+++ INPUT RECORDS
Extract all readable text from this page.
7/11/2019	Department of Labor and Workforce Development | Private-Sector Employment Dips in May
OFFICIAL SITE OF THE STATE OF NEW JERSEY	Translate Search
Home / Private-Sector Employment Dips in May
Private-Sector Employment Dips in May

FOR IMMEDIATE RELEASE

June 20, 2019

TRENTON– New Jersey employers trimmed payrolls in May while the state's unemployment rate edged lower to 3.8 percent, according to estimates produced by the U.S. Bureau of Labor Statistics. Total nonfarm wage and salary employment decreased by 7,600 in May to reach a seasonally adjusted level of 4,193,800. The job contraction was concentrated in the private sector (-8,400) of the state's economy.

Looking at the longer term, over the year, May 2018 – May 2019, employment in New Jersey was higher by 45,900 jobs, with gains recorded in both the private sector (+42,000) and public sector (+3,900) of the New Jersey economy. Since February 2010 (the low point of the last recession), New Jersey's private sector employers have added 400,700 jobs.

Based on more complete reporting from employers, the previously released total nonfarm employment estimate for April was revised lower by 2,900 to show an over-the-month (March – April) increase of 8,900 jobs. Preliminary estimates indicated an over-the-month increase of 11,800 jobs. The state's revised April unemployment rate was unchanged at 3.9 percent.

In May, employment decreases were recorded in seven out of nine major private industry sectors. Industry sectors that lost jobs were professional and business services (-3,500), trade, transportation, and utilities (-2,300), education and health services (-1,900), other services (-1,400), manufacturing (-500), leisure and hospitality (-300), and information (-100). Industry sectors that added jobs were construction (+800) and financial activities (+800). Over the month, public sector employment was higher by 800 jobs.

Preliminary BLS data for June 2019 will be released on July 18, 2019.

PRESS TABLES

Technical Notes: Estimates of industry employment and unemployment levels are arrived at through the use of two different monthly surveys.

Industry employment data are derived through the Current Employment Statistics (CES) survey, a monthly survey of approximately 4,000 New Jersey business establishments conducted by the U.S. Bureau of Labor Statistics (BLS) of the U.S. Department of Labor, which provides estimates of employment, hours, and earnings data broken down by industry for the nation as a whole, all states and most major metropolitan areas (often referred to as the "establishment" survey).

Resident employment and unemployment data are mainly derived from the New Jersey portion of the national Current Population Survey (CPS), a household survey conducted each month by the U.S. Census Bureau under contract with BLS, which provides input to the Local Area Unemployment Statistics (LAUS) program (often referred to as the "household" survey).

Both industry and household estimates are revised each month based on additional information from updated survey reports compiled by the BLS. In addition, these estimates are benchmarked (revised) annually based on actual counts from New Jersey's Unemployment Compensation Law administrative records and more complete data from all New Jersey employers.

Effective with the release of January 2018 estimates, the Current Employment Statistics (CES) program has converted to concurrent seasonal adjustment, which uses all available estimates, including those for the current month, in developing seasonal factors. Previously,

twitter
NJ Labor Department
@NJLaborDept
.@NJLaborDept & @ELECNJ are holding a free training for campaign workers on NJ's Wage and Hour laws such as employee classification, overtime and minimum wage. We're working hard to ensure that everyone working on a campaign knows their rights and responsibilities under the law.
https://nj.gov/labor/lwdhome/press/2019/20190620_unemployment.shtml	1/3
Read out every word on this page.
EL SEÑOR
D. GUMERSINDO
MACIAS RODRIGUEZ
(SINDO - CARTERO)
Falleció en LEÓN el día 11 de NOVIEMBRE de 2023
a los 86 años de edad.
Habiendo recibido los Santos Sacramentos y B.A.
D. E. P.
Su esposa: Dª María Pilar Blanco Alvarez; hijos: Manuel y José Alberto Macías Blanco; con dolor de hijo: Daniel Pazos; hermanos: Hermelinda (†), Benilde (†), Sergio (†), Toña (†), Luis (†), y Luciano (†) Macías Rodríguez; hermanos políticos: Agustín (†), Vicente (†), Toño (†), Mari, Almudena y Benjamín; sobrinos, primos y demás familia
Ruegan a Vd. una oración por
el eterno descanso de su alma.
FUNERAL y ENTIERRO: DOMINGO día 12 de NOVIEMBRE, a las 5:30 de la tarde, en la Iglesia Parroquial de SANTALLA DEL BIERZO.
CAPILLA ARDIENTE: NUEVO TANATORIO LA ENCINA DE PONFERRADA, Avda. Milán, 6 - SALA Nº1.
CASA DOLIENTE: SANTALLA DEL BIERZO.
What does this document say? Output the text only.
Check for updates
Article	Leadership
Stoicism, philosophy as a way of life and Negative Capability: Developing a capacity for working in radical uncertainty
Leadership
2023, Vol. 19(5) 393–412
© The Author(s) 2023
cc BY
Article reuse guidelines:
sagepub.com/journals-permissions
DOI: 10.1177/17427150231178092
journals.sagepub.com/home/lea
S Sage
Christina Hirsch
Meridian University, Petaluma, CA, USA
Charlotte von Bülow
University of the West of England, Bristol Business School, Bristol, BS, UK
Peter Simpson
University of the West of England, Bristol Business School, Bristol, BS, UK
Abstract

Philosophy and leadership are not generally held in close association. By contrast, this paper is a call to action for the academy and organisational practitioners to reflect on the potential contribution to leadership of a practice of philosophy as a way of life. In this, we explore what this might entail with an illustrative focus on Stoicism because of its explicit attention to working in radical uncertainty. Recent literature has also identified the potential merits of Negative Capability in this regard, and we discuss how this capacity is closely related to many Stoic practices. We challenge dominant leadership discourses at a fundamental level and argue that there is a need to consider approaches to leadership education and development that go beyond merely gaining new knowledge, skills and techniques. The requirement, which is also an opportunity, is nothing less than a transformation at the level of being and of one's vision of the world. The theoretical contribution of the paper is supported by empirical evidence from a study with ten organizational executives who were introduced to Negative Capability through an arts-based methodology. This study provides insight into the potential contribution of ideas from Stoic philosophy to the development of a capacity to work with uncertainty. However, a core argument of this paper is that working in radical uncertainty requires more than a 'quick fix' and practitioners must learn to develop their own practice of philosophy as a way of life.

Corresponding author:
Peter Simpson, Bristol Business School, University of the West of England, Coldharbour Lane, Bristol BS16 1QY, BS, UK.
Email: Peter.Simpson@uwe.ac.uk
++++++
THE EXERCISE: Repeat the records exactly, including every line.

FULL ANSWER:
Extract all readable text from this page.
7/11/2019	Department of Labor and Workforce Development | Private-Sector Employment Dips in May
OFFICIAL SITE OF THE STATE OF NEW JERSEY	Translate Search
Home / Private-Sector Employment Dips in May
Private-Sector Employment Dips in May

FOR IMMEDIATE RELEASE

June 20, 2019

TRENTON– New Jersey employers trimmed payrolls in May while the state's unemployment rate edged lower to 3.8 percent, according to estimates produced by the U.S. Bureau of Labor Statistics. Total nonfarm wage and salary employment decreased by 7,600 in May to reach a seasonally adjusted level of 4,193,800. The job contraction was concentrated in the private sector (-8,400) of the state's economy.

Looking at the longer term, over the year, May 2018 – May 2019, employment in New Jersey was higher by 45,900 jobs, with gains recorded in both the private sector (+42,000) and public sector (+3,900) of the New Jersey economy. Since February 2010 (the low point of the last recession), New Jersey's private sector employers have added 400,700 jobs.

Based on more complete reporting from employers, the previously released total nonfarm employment estimate for April was revised lower by 2,900 to show an over-the-month (March – April) increase of 8,900 jobs. Preliminary estimates indicated an over-the-month increase of 11,800 jobs. The state's revised April unemployment rate was unchanged at 3.9 percent.

In May, employment decreases were recorded in seven out of nine major private industry sectors. Industry sectors that lost jobs were professional and business services (-3,500), trade, transportation, and utilities (-2,300), education and health services (-1,900), other services (-1,400), manufacturing (-500), leisure and hospitality (-300), and information (-100). Industry sectors that added jobs were construction (+800) and financial activities (+800). Over the month, public sector employment was higher by 800 jobs.

Preliminary BLS data for June 2019 will be released on July 18, 2019.

PRESS TABLES

Technical Notes: Estimates of industry employment and unemployment levels are arrived at through the use of two different monthly surveys.

Industry employment data are derived through the Current Employment Statistics (CES) survey, a monthly survey of approximately 4,000 New Jersey business establishments conducted by the U.S. Bureau of Labor Statistics (BLS) of the U.S. Department of Labor, which provides estimates of employment, hours, and earnings data broken down by industry for the nation as a whole, all states and most major metropolitan areas (often referred to as the "establishment" survey).

Resident employment and unemployment data are mainly derived from the New Jersey portion of the national Current Population Survey (CPS), a household survey conducted each month by the U.S. Census Bureau under contract with BLS, which provides input to the Local Area Unemployment Statistics (LAUS) program (often referred to as the "household" survey).

Both industry and household estimates are revised each month based on additional information from updated survey reports compiled by the BLS. In addition, these estimates are benchmarked (revised) annually based on actual counts from New Jersey's Unemployment Compensation Law administrative records and more complete data from all New Jersey employers.

Effective with the release of January 2018 estimates, the Current Employment Statistics (CES) program has converted to concurrent seasonal adjustment, which uses all available estimates, including those for the current month, in developing seasonal factors. Previously,

twitter
NJ Labor Department
@NJLaborDept
.@NJLaborDept & @ELECNJ are holding a free training for campaign workers on NJ's Wage and Hour laws such as employee classification, overtime and minimum wage. We're working hard to ensure that everyone working on a campaign knows their rights and responsibilities under the law.
https://nj.gov/labor/lwdhome/press/2019/20190620_unemployment.shtml	1/3
Read out every word on this page.
EL SEÑOR
D. GUMERSINDO
MACIAS RODRIGUEZ
(SINDO - CARTERO)
Falleció en LEÓN el día 11 de NOVIEMBRE de 2023
a los 86 años de edad.
Habiendo recibido los Santos Sacramentos y B.A.
D. E. P.
Su esposa: Dª María Pilar Blanco Alvarez; hijos: Manuel y José Alberto Macías Blanco; con dolor de hijo: Daniel Pazos; hermanos: Hermelinda (†), Benilde (†), Sergio (†), Toña (†), Luis (†), y Luciano (†) Macías Rodríguez; hermanos políticos: Agustín (†), Vicente (†), Toño (†), Mari, Almudena y Benjamín; sobrinos, primos y demás familia
Ruegan a Vd. una oración por
el eterno descanso de su alma.
FUNERAL y ENTIERRO: DOMINGO día 12 de NOVIEMBRE, a las 5:30 de la tarde, en la Iglesia Parroquial de SANTALLA DEL BIERZO.
CAPILLA ARDIENTE: NUEVO TANATORIO LA ENCINA DE PONFERRADA, Avda. Milán, 6 - SALA Nº1.
CASA DOLIENTE: SANTALLA DEL BIERZO.
What does this document say? Output the text only.
Check for updates
Article	Leadership
Stoicism, philosophy as a way of life and Negative Capability: Developing a capacity for working in radical uncertainty
Leadership
2023, Vol. 19(5) 393–412
© The Author(s) 2023
cc BY
Article reuse guidelines:
sagepub.com/journals-permissions
DOI: 10.1177/17427150231178092
journals.sagepub.com/home/lea
S Sage
Christina Hirsch
Meridian University, Petaluma, CA, USA
Charlotte von Bülow
University of the West of England, Bristol Business School, Bristol, BS, UK
Peter Simpson
University of the West of England, Bristol Business School, Bristol, BS, UK
Abstract

Philosophy and leadership are not generally held in close association. By contrast, this paper is a call to action for the academy and organisational practitioners to reflect on the potential contribution to leadership of a practice of philosophy as a way of life. In this, we explore what this might entail with an illustrative focus on Stoicism because of its explicit attention to working in radical uncertainty. Recent literature has also identified the potential merits of Negative Capability in this regard, and we discuss how this capacity is closely related to many Stoic practices. We challenge dominant leadership discourses at a fundamental level and argue that there is a need to consider approaches to leadership education and development that go beyond merely gaining new knowledge, skills and techniques. The requirement, which is also an opportunity, is nothing less than a transformation at the level of being and of one's vision of the world. The theoretical contribution of the paper is supported by empirical evidence from a study with ten organizational executives who were introduced to Negative Capability through an arts-based methodology. This study provides insight into the potential contribution of ideas from Stoic philosophy to the development of a capacity to work with uncertainty. However, a core argument of this paper is that working in radical uncertainty requires more than a 'quick fix' and practitioners must learn to develop their own practice of philosophy as a way of life.

Corresponding author:
Peter Simpson, Bristol Business School, University of the West of England, Coldharbour Lane, Bristol BS16 1QY, BS, UK.
Email: Peter.Simpson@uwe.ac.uk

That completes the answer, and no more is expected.